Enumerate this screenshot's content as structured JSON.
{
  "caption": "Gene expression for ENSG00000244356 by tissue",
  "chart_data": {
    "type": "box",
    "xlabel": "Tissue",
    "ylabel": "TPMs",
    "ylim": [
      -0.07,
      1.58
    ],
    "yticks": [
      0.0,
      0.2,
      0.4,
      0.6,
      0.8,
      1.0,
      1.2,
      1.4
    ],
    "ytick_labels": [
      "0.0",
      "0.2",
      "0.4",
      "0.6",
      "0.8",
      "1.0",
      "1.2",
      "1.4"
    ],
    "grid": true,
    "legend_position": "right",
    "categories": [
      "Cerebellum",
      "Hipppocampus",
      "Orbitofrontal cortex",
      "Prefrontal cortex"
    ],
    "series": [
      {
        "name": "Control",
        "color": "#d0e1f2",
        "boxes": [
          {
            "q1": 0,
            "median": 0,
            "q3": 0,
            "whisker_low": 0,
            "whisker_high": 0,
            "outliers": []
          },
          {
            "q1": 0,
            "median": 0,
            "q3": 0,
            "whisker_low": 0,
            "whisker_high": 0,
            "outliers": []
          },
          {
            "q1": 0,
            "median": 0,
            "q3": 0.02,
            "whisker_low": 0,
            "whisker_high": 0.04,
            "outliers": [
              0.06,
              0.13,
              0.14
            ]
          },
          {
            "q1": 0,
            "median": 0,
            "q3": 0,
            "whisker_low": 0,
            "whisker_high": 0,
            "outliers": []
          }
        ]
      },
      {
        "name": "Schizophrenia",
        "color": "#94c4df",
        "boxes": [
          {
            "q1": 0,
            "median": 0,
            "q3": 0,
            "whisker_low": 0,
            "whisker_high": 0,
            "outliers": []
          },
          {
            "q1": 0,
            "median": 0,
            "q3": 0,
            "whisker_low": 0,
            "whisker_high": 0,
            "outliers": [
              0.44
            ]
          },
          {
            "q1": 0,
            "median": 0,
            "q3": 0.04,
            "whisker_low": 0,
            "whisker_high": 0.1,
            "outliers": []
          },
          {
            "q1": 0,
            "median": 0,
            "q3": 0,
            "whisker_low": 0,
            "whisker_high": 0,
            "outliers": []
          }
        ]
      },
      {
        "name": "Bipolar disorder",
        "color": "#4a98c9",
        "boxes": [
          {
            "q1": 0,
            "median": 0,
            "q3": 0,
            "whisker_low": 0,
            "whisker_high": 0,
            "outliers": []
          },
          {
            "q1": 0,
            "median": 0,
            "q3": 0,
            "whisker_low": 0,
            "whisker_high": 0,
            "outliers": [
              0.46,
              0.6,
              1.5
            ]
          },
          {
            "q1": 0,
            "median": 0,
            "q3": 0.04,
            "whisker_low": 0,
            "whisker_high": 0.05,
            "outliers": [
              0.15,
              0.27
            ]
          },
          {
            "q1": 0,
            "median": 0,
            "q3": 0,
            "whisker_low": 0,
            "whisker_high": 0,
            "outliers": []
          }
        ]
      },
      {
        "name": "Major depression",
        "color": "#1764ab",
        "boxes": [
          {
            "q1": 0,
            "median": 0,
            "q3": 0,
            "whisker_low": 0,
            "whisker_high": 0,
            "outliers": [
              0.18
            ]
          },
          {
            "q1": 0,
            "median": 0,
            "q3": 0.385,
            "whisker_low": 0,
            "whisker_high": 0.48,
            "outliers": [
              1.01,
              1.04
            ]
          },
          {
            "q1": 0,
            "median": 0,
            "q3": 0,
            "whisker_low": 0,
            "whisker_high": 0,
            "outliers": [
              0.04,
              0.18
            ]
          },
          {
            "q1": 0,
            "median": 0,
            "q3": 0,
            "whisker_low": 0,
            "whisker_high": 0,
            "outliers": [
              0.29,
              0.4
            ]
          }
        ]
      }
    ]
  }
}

● EXERCISE DIRECTIONS:
Copy out the full listing exactly.

● RESULT:
Enumerate this screenshot's content as structured JSON.
{
  "caption": "Gene expression for ENSG00000244356 by tissue",
  "chart_data": {
    "type": "box",
    "xlabel": "Tissue",
    "ylabel": "TPMs",
    "ylim": [
      -0.07,
      1.58
    ],
    "yticks": [
      0.0,
      0.2,
      0.4,
      0.6,
      0.8,
      1.0,
      1.2,
      1.4
    ],
    "ytick_labels": [
      "0.0",
      "0.2",
      "0.4",
      "0.6",
      "0.8",
      "1.0",
      "1.2",
      "1.4"
    ],
    "grid": true,
    "legend_position": "right",
    "categories": [
      "Cerebellum",
      "Hipppocampus",
      "Orbitofrontal cortex",
      "Prefrontal cortex"
    ],
    "series": [
      {
        "name": "Control",
        "color": "#d0e1f2",
        "boxes": [
          {
            "q1": 0,
            "median": 0,
            "q3": 0,
            "whisker_low": 0,
            "whisker_high": 0,
            "outliers": []
          },
          {
            "q1": 0,
            "median": 0,
            "q3": 0,
            "whisker_low": 0,
            "whisker_high": 0,
            "outliers": []
          },
          {
            "q1": 0,
            "median": 0,
            "q3": 0.02,
            "whisker_low": 0,
            "whisker_high": 0.04,
            "outliers": [
              0.06,
              0.13,
              0.14
            ]
          },
          {
            "q1": 0,
            "median": 0,
            "q3": 0,
            "whisker_low": 0,
            "whisker_high": 0,
            "outliers": []
          }
        ]
      },
      {
        "name": "Schizophrenia",
        "color": "#94c4df",
        "boxes": [
          {
            "q1": 0,
            "median": 0,
            "q3": 0,
            "whisker_low": 0,
            "whisker_high": 0,
            "outliers": []
          },
          {
            "q1": 0,
            "median": 0,
            "q3": 0,
            "whisker_low": 0,
            "whisker_high": 0,
            "outliers": [
              0.44
            ]
          },
          {
            "q1": 0,
            "median": 0,
            "q3": 0.04,
            "whisker_low": 0,
            "whisker_high": 0.1,
            "outliers": []
          },
          {
            "q1": 0,
            "median": 0,
            "q3": 0,
            "whisker_low": 0,
            "whisker_high": 0,
            "outliers": []
          }
        ]
      },
      {
        "name": "Bipolar disorder",
        "color": "#4a98c9",
        "boxes": [
          {
            "q1": 0,
            "median": 0,
            "q3": 0,
            "whisker_low": 0,
            "whisker_high": 0,
            "outliers": []
          },
          {
            "q1": 0,
            "median": 0,
            "q3": 0,
            "whisker_low": 0,
            "whisker_high": 0,
            "outliers": [
              0.46,
              0.6,
              1.5
            ]
          },
          {
            "q1": 0,
            "median": 0,
            "q3": 0.04,
            "whisker_low": 0,
            "whisker_high": 0.05,
            "outliers": [
              0.15,
              0.27
            ]
          },
          {
            "q1": 0,
            "median": 0,
            "q3": 0,
            "whisker_low": 0,
            "whisker_high": 0,
            "outliers": []
          }
        ]
      },
      {
        "name": "Major depression",
        "color": "#1764ab",
        "boxes": [
          {
            "q1": 0,
            "median": 0,
            "q3": 0,
            "whisker_low": 0,
            "whisker_high": 0,
            "outliers": [
              0.18
            ]
          },
          {
            "q1": 0,
            "median": 0,
            "q3": 0.385,
            "whisker_low": 0,
            "whisker_high": 0.48,
            "outliers": [
              1.01,
              1.04
            ]
          },
          {
            "q1": 0,
            "median": 0,
            "q3": 0,
            "whisker_low": 0,
            "whisker_high": 0,
            "outliers": [
              0.04,
              0.18
            ]
          },
          {
            "q1": 0,
            "median": 0,
            "q3": 0,
            "whisker_low": 0,
            "whisker_high": 0,
            "outliers": [
              0.29,
              0.4
            ]
          }
        ]
      }
    ]
  }
}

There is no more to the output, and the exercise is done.